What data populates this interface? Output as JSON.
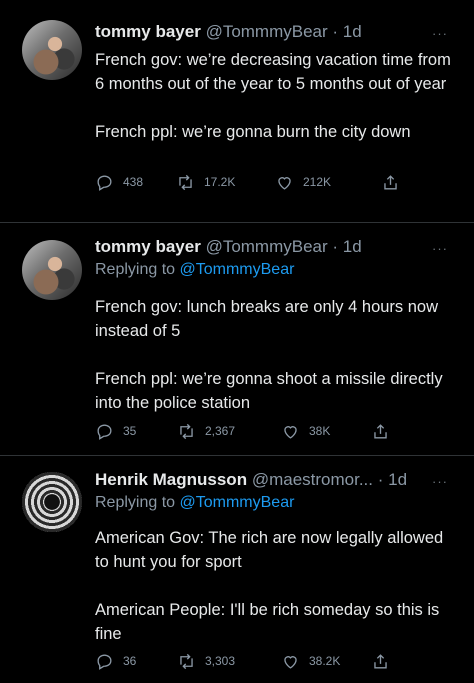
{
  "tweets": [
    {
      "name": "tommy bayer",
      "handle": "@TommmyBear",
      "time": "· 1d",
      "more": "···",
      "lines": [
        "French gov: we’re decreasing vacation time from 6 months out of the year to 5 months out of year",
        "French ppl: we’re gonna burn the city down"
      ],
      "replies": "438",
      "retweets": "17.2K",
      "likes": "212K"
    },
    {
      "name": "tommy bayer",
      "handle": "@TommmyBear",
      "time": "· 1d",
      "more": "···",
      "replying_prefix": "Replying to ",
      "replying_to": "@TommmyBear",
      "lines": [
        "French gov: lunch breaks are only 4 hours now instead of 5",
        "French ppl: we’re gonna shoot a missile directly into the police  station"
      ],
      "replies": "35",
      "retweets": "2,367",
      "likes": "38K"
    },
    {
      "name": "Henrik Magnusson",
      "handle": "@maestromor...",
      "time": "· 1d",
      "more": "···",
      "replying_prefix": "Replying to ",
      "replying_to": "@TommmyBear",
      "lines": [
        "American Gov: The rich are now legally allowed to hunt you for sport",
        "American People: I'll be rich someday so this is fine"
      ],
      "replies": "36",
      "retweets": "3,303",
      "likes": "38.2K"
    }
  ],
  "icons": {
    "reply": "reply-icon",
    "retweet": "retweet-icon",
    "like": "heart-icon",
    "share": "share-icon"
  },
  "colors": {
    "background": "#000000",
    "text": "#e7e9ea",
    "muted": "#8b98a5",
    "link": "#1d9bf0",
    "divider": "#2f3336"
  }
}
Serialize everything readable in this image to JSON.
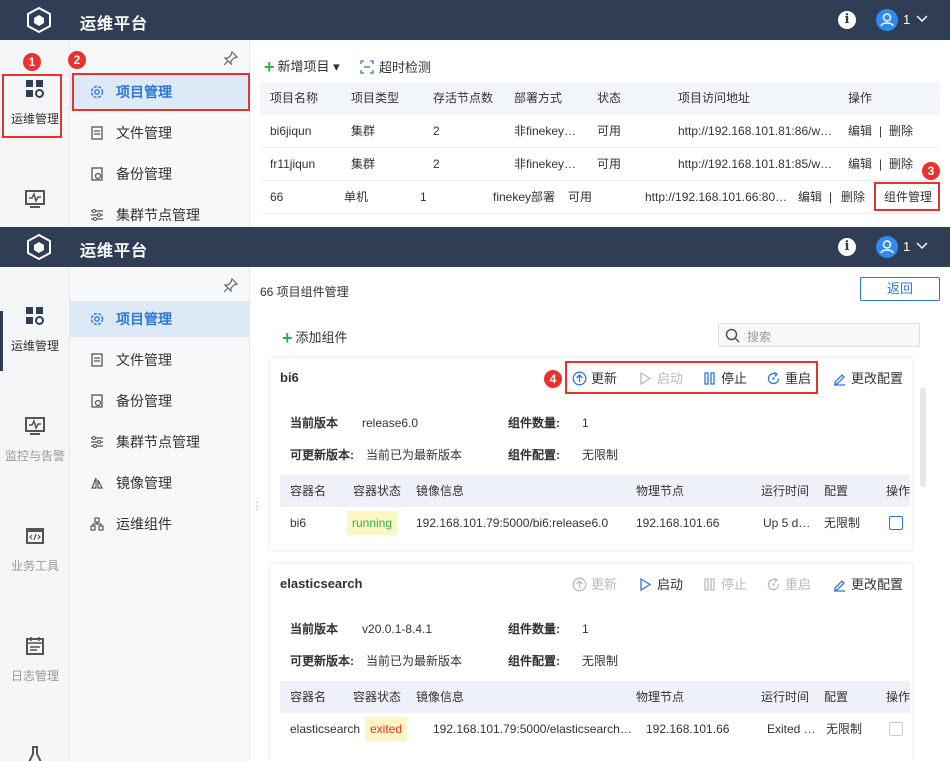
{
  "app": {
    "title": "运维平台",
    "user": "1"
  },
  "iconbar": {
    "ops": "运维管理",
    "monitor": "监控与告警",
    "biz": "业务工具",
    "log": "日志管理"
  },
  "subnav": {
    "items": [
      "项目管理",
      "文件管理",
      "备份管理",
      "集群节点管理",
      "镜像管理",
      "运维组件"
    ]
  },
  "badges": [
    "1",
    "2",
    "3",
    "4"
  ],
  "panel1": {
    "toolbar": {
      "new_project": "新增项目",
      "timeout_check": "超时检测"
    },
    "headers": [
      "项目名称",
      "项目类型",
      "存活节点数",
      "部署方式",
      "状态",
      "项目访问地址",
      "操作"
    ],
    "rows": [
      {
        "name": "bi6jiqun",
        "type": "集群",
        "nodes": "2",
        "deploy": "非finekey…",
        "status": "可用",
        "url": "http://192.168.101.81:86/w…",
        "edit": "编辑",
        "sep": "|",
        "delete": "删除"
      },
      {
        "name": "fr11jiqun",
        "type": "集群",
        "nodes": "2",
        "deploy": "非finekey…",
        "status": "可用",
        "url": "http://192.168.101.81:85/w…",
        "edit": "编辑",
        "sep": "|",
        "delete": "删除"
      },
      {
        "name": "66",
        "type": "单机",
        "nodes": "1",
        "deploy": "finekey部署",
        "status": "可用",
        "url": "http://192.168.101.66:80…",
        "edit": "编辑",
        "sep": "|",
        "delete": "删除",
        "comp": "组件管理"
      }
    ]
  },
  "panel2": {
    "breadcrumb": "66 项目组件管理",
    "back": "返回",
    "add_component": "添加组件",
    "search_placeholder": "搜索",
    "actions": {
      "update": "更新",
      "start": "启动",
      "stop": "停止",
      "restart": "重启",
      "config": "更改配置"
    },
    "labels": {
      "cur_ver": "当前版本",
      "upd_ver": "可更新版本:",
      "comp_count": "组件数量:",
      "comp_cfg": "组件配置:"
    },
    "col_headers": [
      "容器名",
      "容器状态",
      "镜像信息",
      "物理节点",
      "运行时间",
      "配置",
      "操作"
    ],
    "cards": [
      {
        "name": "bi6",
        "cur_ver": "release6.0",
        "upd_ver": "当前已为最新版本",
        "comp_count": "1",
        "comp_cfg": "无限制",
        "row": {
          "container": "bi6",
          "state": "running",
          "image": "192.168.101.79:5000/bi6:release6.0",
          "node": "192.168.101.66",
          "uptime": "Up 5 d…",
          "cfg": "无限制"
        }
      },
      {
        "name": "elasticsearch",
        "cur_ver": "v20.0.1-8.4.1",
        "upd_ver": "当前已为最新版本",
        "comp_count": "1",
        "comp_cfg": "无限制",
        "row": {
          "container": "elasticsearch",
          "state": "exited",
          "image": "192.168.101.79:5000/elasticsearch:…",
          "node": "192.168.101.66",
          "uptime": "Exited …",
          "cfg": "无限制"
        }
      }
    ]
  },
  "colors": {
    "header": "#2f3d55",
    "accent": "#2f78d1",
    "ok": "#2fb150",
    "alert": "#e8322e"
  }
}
------------------------------
- _Given instruction_: What is needed is an exact reproduction of the data, pictures excluded.

- _Output_:
What data populates this interface? Output as JSON.
{
  "tweets": [
    {
      "name": "tommy bayer",
      "handle": "@TommmyBear",
      "time": "· 1d",
      "more": "···",
      "lines": [
        "French gov: we’re decreasing vacation time from 6 months out of the year to 5 months out of year",
        "French ppl: we’re gonna burn the city down"
      ],
      "replies": "438",
      "retweets": "17.2K",
      "likes": "212K"
    },
    {
      "name": "tommy bayer",
      "handle": "@TommmyBear",
      "time": "· 1d",
      "more": "···",
      "replying_prefix": "Replying to ",
      "replying_to": "@TommmyBear",
      "lines": [
        "French gov: lunch breaks are only 4 hours now instead of 5",
        "French ppl: we’re gonna shoot a missile directly into the police  station"
      ],
      "replies": "35",
      "retweets": "2,367",
      "likes": "38K"
    },
    {
      "name": "Henrik Magnusson",
      "handle": "@maestromor...",
      "time": "· 1d",
      "more": "···",
      "replying_prefix": "Replying to ",
      "replying_to": "@TommmyBear",
      "lines": [
        "American Gov: The rich are now legally allowed to hunt you for sport",
        "American People: I'll be rich someday so this is fine"
      ],
      "replies": "36",
      "retweets": "3,303",
      "likes": "38.2K"
    }
  ],
  "icons": {
    "reply": "reply-icon",
    "retweet": "retweet-icon",
    "like": "heart-icon",
    "share": "share-icon"
  },
  "colors": {
    "background": "#000000",
    "text": "#e7e9ea",
    "muted": "#8b98a5",
    "link": "#1d9bf0",
    "divider": "#2f3336"
  }
}
Serialize everything readable in this image to JSON.
{
  "app": {
    "title": "运维平台",
    "user": "1"
  },
  "iconbar": {
    "ops": "运维管理",
    "monitor": "监控与告警",
    "biz": "业务工具",
    "log": "日志管理"
  },
  "subnav": {
    "items": [
      "项目管理",
      "文件管理",
      "备份管理",
      "集群节点管理",
      "镜像管理",
      "运维组件"
    ]
  },
  "badges": [
    "1",
    "2",
    "3",
    "4"
  ],
  "panel1": {
    "toolbar": {
      "new_project": "新增项目",
      "timeout_check": "超时检测"
    },
    "headers": [
      "项目名称",
      "项目类型",
      "存活节点数",
      "部署方式",
      "状态",
      "项目访问地址",
      "操作"
    ],
    "rows": [
      {
        "name": "bi6jiqun",
        "type": "集群",
        "nodes": "2",
        "deploy": "非finekey…",
        "status": "可用",
        "url": "http://192.168.101.81:86/w…",
        "edit": "编辑",
        "sep": "|",
        "delete": "删除"
      },
      {
        "name": "fr11jiqun",
        "type": "集群",
        "nodes": "2",
        "deploy": "非finekey…",
        "status": "可用",
        "url": "http://192.168.101.81:85/w…",
        "edit": "编辑",
        "sep": "|",
        "delete": "删除"
      },
      {
        "name": "66",
        "type": "单机",
        "nodes": "1",
        "deploy": "finekey部署",
        "status": "可用",
        "url": "http://192.168.101.66:80…",
        "edit": "编辑",
        "sep": "|",
        "delete": "删除",
        "comp": "组件管理"
      }
    ]
  },
  "panel2": {
    "breadcrumb": "66 项目组件管理",
    "back": "返回",
    "add_component": "添加组件",
    "search_placeholder": "搜索",
    "actions": {
      "update": "更新",
      "start": "启动",
      "stop": "停止",
      "restart": "重启",
      "config": "更改配置"
    },
    "labels": {
      "cur_ver": "当前版本",
      "upd_ver": "可更新版本:",
      "comp_count": "组件数量:",
      "comp_cfg": "组件配置:"
    },
    "col_headers": [
      "容器名",
      "容器状态",
      "镜像信息",
      "物理节点",
      "运行时间",
      "配置",
      "操作"
    ],
    "cards": [
      {
        "name": "bi6",
        "cur_ver": "release6.0",
        "upd_ver": "当前已为最新版本",
        "comp_count": "1",
        "comp_cfg": "无限制",
        "row": {
          "container": "bi6",
          "state": "running",
          "image": "192.168.101.79:5000/bi6:release6.0",
          "node": "192.168.101.66",
          "uptime": "Up 5 d…",
          "cfg": "无限制"
        }
      },
      {
        "name": "elasticsearch",
        "cur_ver": "v20.0.1-8.4.1",
        "upd_ver": "当前已为最新版本",
        "comp_count": "1",
        "comp_cfg": "无限制",
        "row": {
          "container": "elasticsearch",
          "state": "exited",
          "image": "192.168.101.79:5000/elasticsearch:…",
          "node": "192.168.101.66",
          "uptime": "Exited …",
          "cfg": "无限制"
        }
      }
    ]
  },
  "colors": {
    "header": "#2f3d55",
    "accent": "#2f78d1",
    "ok": "#2fb150",
    "alert": "#e8322e"
  }
}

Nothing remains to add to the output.